● Исходный фрагмент:
───

Но в саранских текстах, как и в МФЯ, мы имеем дело с новой концепцией, которая, как часто бывает, терминологически формулировалась нечетко. Критиковавшиеся же Бахтиным лингвисты в большинстве (хотя не все!) относились к категории «эпигонов-систематизаторов» уже не самых передовых на тот день идей.
VI.2.4. «Проблемаречевых жанров»
В одном из черновых текстов имеется упоминание о том, что автор готовит «журнальную статью» (253). Неясно, о каком из журналов идет речь. Имелись ли в виду «Ученые записки» Мордовского пединститута, в котором Михаил Михайлович имел безусловную возможность печататься, но не опубликовался за все 50-е гг. ни разу? Или же он собирался отправить статью, скажем, в «Вопросы языкознания»? Трудно сказать. Данная тема записывалась Бахтину как плановая на 1953 г. (537). Как он потом отчитывался за нее, неизвестно. Во всяком случае, очевидно, что не менее двух лет ученый был увлечен темой, много над ней работал и дошел в своей работе до довольно продвинутой стадии. Начал складываться связный текст, вряд ли до конца отделанный, но уже близкий к готовому для печати виду. Это и самый законченный, и самый пространный из текстов Бахтина 50-х гг. Можно предполагать, что статья была написана более чем наполовину, но потом все-таки, как и многие другие тексты, заброшена автором. Она обрывается внезапно, в опубликованном варианте это происходит как раз на одной из купюр. Но в дальнейшем судьба статьи оказалась сравнительно благополучной. Из приведенных выше слов редакторов собрания сочинений о просьбе очистить РЖ от «скверных примесей» видно, что незаконченная статья готовилась к печати еще при жизни автора, хотя впервые была издана в 1978 г. У нас она выдержала уже не менее четырех изданий и переведена на ряд языков.
При всем несогласии с идеей Л. А. Гоготишвили о РЖ как тексте, написанном «чужим голосом», я в целом могу принять такую ее формулировку: «Именно в этом тексте некоторые пункты бахтин-ской концепции, благодаря их настойчивому и последовательному проговариванию на языке предполагаемого читателя—лингвиста, получили наиболее развернутое толкование (прежде всего, сама категория высказывания)» (537). По сравнению с набросками в итоговом тексте такое толкование действительно наиболее развернуто.

───

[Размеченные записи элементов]
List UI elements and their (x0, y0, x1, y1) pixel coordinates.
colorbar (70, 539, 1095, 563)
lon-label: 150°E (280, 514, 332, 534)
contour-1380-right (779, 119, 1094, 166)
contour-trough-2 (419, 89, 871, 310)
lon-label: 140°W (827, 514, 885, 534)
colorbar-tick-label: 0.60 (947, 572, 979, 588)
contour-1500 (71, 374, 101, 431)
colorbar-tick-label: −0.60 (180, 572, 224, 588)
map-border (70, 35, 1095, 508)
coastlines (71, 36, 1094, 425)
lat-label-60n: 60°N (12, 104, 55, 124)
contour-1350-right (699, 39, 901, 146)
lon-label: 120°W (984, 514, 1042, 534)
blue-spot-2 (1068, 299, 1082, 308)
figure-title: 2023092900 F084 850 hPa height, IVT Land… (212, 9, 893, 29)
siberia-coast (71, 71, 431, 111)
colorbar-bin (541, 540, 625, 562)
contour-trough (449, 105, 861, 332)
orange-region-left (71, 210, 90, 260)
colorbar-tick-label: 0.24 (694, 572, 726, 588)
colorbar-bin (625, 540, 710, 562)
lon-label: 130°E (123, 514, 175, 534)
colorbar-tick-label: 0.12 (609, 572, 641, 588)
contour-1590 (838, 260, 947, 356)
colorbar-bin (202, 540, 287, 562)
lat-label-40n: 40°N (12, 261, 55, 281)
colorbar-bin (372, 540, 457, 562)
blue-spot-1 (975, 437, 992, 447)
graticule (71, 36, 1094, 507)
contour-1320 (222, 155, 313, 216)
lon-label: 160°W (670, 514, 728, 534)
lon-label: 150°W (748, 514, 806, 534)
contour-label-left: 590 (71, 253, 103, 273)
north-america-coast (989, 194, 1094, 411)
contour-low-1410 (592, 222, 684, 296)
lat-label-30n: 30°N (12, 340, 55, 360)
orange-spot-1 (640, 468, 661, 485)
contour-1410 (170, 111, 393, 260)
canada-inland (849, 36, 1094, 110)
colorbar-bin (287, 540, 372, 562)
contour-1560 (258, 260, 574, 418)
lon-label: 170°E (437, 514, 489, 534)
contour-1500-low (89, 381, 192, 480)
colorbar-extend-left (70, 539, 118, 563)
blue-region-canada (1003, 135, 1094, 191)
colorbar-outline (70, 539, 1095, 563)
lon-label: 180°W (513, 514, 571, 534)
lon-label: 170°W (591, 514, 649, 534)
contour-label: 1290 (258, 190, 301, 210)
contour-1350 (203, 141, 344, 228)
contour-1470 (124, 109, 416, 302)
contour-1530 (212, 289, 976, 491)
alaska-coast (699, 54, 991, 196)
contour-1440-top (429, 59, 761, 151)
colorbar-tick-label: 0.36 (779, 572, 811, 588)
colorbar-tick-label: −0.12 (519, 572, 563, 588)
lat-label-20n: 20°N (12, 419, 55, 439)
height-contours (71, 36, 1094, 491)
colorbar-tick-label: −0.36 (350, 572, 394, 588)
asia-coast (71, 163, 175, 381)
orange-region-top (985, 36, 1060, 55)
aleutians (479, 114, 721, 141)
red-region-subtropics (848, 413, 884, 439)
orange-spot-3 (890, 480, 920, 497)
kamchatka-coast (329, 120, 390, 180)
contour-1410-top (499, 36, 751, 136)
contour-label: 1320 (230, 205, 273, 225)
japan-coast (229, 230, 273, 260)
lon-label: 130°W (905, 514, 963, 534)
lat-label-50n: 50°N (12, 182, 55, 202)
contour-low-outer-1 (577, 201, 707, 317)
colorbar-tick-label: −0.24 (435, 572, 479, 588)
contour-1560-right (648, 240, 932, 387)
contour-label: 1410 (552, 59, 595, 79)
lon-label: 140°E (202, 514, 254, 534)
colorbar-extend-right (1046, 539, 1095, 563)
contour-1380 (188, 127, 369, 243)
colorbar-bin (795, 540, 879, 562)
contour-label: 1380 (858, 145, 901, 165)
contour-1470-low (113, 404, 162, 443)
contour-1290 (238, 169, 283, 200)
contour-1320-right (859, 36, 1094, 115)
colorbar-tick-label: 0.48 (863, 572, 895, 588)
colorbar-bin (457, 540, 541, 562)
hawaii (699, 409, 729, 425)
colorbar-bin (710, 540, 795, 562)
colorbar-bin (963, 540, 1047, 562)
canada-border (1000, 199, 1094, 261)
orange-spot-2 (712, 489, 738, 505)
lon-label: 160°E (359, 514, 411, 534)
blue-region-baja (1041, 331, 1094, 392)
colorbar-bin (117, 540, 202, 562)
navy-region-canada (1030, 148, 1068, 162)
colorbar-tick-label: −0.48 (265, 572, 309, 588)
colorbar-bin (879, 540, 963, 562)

───

● Список заданий:
a – Извлеките из исходного фрагмента весь текст, начиная со слов «При всем несогласии» и вплоть до слов «действительно наиболее развернуто.».
b – В каком году, согласно исходному фрагменту, незаконченная статья о речевых жанрах была впервые издана?

● Решения заданий:
a –
При всем несогласии с идеей Л. А. Гоготишвили о РЖ как тексте, написанном «чужим голосом», я в целом могу принять такую ее формулировку: «Именно в этом тексте некоторые пункты бахтин-ской концепции, благодаря их настойчивому и последовательному проговариванию на языке предполагаемого читателя—лингвиста, получили наиболее развернутое толкование (прежде всего, сама категория высказывания)» (537). По сравнению с набросками в итоговом тексте такое толкование действительно наиболее развернуто.

b – Впервые статья была издана в 1978 г.